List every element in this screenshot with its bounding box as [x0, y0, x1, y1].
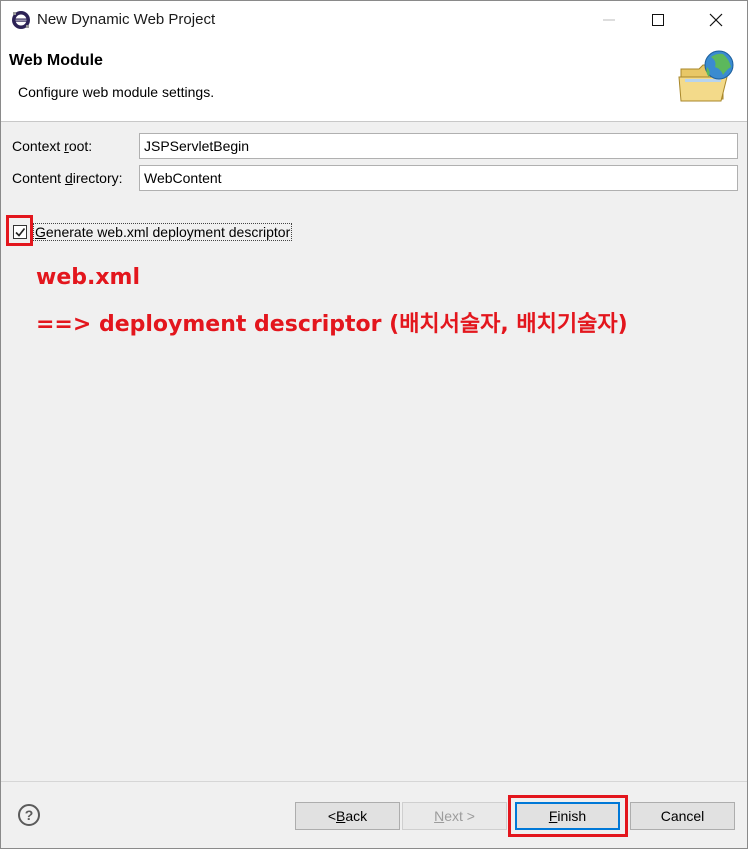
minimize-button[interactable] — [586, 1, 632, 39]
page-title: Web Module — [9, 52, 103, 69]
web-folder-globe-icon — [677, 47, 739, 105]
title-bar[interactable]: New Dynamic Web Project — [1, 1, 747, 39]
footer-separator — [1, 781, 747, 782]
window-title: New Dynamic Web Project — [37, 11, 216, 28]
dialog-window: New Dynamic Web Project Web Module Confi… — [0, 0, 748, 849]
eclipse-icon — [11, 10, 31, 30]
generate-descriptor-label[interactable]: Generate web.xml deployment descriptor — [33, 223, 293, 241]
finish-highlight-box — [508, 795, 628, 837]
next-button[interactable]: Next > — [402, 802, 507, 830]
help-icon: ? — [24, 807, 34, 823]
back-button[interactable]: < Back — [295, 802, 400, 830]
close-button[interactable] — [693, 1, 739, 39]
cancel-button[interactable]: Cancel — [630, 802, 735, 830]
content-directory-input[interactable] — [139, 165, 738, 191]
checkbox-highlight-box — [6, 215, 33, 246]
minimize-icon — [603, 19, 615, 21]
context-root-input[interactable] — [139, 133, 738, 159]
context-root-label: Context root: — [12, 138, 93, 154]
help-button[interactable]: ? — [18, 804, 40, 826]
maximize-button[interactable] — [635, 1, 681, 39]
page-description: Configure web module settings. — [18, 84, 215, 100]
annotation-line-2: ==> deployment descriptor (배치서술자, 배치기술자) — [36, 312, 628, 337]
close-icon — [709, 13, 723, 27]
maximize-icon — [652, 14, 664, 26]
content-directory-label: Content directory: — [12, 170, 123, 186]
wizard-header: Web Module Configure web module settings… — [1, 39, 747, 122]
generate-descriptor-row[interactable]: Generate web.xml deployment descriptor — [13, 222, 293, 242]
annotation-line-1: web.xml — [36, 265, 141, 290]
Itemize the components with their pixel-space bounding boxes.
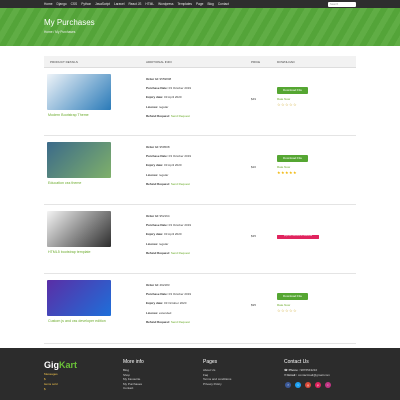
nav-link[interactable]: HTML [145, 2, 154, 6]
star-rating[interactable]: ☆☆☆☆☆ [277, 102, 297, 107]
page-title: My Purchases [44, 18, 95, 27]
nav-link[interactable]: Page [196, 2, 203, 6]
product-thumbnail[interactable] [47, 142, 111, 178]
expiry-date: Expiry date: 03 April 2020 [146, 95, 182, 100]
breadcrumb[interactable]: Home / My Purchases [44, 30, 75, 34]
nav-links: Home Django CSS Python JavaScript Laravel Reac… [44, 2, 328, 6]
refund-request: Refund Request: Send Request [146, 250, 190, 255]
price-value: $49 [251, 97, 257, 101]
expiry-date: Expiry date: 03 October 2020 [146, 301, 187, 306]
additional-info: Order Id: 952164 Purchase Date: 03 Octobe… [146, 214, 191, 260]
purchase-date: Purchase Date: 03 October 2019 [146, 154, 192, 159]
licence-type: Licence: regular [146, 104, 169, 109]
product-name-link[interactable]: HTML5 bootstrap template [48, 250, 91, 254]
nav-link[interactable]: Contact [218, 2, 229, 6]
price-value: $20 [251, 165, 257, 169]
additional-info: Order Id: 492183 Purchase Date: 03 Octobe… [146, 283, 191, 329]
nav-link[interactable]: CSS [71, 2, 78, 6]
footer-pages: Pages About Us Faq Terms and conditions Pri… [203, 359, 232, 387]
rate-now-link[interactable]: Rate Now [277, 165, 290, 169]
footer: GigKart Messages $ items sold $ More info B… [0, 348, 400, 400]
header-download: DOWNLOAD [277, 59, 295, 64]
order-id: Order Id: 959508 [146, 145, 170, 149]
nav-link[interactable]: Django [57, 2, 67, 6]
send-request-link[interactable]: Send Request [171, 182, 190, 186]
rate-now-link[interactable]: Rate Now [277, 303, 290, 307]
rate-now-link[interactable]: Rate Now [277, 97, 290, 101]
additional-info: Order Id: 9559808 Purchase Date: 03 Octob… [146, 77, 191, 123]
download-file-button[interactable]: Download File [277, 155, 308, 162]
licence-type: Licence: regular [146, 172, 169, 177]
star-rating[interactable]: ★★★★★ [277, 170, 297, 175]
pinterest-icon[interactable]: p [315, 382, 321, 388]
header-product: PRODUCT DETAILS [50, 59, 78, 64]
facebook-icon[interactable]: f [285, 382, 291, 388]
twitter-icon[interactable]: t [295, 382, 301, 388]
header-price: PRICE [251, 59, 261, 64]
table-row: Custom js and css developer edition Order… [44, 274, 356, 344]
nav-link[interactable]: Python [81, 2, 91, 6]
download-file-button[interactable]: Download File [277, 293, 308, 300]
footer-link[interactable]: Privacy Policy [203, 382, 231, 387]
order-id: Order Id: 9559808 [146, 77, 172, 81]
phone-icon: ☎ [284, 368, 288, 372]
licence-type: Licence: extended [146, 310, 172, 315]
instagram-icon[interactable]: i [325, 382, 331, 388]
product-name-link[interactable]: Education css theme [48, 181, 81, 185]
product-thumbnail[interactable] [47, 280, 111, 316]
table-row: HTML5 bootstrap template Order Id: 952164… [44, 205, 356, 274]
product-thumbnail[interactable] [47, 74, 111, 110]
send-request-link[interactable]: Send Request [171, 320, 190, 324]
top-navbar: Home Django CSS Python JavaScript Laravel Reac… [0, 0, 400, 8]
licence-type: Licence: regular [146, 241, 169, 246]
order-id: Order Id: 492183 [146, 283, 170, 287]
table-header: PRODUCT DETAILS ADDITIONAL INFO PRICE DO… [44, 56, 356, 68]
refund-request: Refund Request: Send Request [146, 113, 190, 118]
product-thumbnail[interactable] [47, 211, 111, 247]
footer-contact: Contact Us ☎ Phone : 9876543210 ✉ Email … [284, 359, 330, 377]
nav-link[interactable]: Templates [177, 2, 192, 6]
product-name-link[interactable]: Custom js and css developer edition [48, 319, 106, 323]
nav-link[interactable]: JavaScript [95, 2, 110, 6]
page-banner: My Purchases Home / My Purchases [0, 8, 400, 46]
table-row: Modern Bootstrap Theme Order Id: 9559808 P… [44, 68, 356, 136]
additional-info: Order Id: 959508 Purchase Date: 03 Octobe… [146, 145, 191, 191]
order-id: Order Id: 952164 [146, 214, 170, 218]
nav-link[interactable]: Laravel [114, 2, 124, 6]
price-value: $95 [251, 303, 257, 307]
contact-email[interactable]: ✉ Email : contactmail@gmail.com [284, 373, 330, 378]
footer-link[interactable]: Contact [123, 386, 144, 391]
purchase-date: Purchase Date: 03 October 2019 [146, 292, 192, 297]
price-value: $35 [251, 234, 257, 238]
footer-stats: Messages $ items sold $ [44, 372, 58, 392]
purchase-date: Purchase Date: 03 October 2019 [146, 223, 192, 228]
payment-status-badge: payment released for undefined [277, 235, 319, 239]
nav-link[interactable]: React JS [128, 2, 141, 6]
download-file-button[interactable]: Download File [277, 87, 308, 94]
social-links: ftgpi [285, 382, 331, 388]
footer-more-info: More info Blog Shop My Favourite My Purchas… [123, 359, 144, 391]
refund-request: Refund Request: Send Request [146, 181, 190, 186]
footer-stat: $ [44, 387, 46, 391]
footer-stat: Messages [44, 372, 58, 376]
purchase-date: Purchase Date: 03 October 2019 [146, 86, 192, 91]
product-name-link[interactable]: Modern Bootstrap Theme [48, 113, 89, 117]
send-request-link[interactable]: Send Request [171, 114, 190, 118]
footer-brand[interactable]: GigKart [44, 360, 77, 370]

### Aim
Extract every record line from the one containing "nav-link[interactable]: HTML [145, 2, 154, 6]" through the one containing "price-value: $49 [251, 97, 257, 101]", inclusive, and copy each line verbatim.

### Result of the task
nav-link[interactable]: HTML [145, 2, 154, 6]
star-rating[interactable]: ☆☆☆☆☆ [277, 102, 297, 107]
page-title: My Purchases [44, 18, 95, 27]
nav-link[interactable]: Page [196, 2, 203, 6]
product-thumbnail[interactable] [47, 142, 111, 178]
expiry-date: Expiry date: 03 April 2020 [146, 95, 182, 100]
breadcrumb[interactable]: Home / My Purchases [44, 30, 75, 34]
nav-links: Home Django CSS Python JavaScript Laravel Reac… [44, 2, 328, 6]
refund-request: Refund Request: Send Request [146, 250, 190, 255]
price-value: $49 [251, 97, 257, 101]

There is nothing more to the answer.